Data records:
□ □ □ □ □ □ □
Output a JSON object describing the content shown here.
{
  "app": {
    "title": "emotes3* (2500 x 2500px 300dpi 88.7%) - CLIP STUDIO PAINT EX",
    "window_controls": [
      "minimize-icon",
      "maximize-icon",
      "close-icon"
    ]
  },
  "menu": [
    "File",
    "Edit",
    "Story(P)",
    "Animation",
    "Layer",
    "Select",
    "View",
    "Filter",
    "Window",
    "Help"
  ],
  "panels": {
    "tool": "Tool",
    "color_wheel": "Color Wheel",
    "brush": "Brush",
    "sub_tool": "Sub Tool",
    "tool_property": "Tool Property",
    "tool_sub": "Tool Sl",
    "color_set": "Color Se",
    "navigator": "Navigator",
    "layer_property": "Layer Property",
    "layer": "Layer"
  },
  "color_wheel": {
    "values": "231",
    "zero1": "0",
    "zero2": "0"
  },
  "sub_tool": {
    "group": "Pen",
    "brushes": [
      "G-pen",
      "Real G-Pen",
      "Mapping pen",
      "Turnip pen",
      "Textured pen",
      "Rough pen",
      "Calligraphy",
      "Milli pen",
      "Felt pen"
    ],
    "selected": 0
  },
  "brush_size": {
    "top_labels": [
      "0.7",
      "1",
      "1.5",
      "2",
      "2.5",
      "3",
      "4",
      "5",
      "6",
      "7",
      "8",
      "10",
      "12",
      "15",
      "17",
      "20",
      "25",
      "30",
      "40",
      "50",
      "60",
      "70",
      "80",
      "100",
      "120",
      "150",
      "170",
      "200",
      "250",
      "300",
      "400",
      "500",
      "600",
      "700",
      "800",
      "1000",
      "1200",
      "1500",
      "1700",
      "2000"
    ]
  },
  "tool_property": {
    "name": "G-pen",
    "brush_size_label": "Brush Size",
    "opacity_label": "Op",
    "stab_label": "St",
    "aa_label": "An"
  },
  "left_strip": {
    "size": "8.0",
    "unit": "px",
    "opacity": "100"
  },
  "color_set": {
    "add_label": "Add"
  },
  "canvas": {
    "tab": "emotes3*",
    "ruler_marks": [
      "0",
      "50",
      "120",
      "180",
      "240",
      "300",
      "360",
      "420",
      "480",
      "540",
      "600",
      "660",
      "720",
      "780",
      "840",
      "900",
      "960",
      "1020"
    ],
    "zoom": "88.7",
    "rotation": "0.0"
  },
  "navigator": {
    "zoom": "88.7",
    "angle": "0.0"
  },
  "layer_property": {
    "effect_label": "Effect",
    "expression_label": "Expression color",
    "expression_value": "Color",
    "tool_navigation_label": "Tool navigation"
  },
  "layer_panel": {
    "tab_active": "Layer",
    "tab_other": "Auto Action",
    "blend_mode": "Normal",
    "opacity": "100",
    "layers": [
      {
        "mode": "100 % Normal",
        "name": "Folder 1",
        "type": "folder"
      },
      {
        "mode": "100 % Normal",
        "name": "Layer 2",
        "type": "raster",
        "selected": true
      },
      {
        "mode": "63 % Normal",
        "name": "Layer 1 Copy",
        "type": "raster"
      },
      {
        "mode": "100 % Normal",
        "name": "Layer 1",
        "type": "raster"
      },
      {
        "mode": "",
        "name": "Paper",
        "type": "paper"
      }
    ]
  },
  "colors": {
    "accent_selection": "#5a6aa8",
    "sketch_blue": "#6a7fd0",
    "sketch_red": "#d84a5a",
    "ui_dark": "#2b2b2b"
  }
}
□ □ □ □ □ □ □
** TASK BRIEF **
Retype all the material above precisely, with no line left out.

** THE OUTPUT **
Output a JSON object describing the content shown here.
{
  "app": {
    "title": "emotes3* (2500 x 2500px 300dpi 88.7%) - CLIP STUDIO PAINT EX",
    "window_controls": [
      "minimize-icon",
      "maximize-icon",
      "close-icon"
    ]
  },
  "menu": [
    "File",
    "Edit",
    "Story(P)",
    "Animation",
    "Layer",
    "Select",
    "View",
    "Filter",
    "Window",
    "Help"
  ],
  "panels": {
    "tool": "Tool",
    "color_wheel": "Color Wheel",
    "brush": "Brush",
    "sub_tool": "Sub Tool",
    "tool_property": "Tool Property",
    "tool_sub": "Tool Sl",
    "color_set": "Color Se",
    "navigator": "Navigator",
    "layer_property": "Layer Property",
    "layer": "Layer"
  },
  "color_wheel": {
    "values": "231",
    "zero1": "0",
    "zero2": "0"
  },
  "sub_tool": {
    "group": "Pen",
    "brushes": [
      "G-pen",
      "Real G-Pen",
      "Mapping pen",
      "Turnip pen",
      "Textured pen",
      "Rough pen",
      "Calligraphy",
      "Milli pen",
      "Felt pen"
    ],
    "selected": 0
  },
  "brush_size": {
    "top_labels": [
      "0.7",
      "1",
      "1.5",
      "2",
      "2.5",
      "3",
      "4",
      "5",
      "6",
      "7",
      "8",
      "10",
      "12",
      "15",
      "17",
      "20",
      "25",
      "30",
      "40",
      "50",
      "60",
      "70",
      "80",
      "100",
      "120",
      "150",
      "170",
      "200",
      "250",
      "300",
      "400",
      "500",
      "600",
      "700",
      "800",
      "1000",
      "1200",
      "1500",
      "1700",
      "2000"
    ]
  },
  "tool_property": {
    "name": "G-pen",
    "brush_size_label": "Brush Size",
    "opacity_label": "Op",
    "stab_label": "St",
    "aa_label": "An"
  },
  "left_strip": {
    "size": "8.0",
    "unit": "px",
    "opacity": "100"
  },
  "color_set": {
    "add_label": "Add"
  },
  "canvas": {
    "tab": "emotes3*",
    "ruler_marks": [
      "0",
      "50",
      "120",
      "180",
      "240",
      "300",
      "360",
      "420",
      "480",
      "540",
      "600",
      "660",
      "720",
      "780",
      "840",
      "900",
      "960",
      "1020"
    ],
    "zoom": "88.7",
    "rotation": "0.0"
  },
  "navigator": {
    "zoom": "88.7",
    "angle": "0.0"
  },
  "layer_property": {
    "effect_label": "Effect",
    "expression_label": "Expression color",
    "expression_value": "Color",
    "tool_navigation_label": "Tool navigation"
  },
  "layer_panel": {
    "tab_active": "Layer",
    "tab_other": "Auto Action",
    "blend_mode": "Normal",
    "opacity": "100",
    "layers": [
      {
        "mode": "100 % Normal",
        "name": "Folder 1",
        "type": "folder"
      },
      {
        "mode": "100 % Normal",
        "name": "Layer 2",
        "type": "raster",
        "selected": true
      },
      {
        "mode": "63 % Normal",
        "name": "Layer 1 Copy",
        "type": "raster"
      },
      {
        "mode": "100 % Normal",
        "name": "Layer 1",
        "type": "raster"
      },
      {
        "mode": "",
        "name": "Paper",
        "type": "paper"
      }
    ]
  },
  "colors": {
    "accent_selection": "#5a6aa8",
    "sketch_blue": "#6a7fd0",
    "sketch_red": "#d84a5a",
    "ui_dark": "#2b2b2b"
  }
}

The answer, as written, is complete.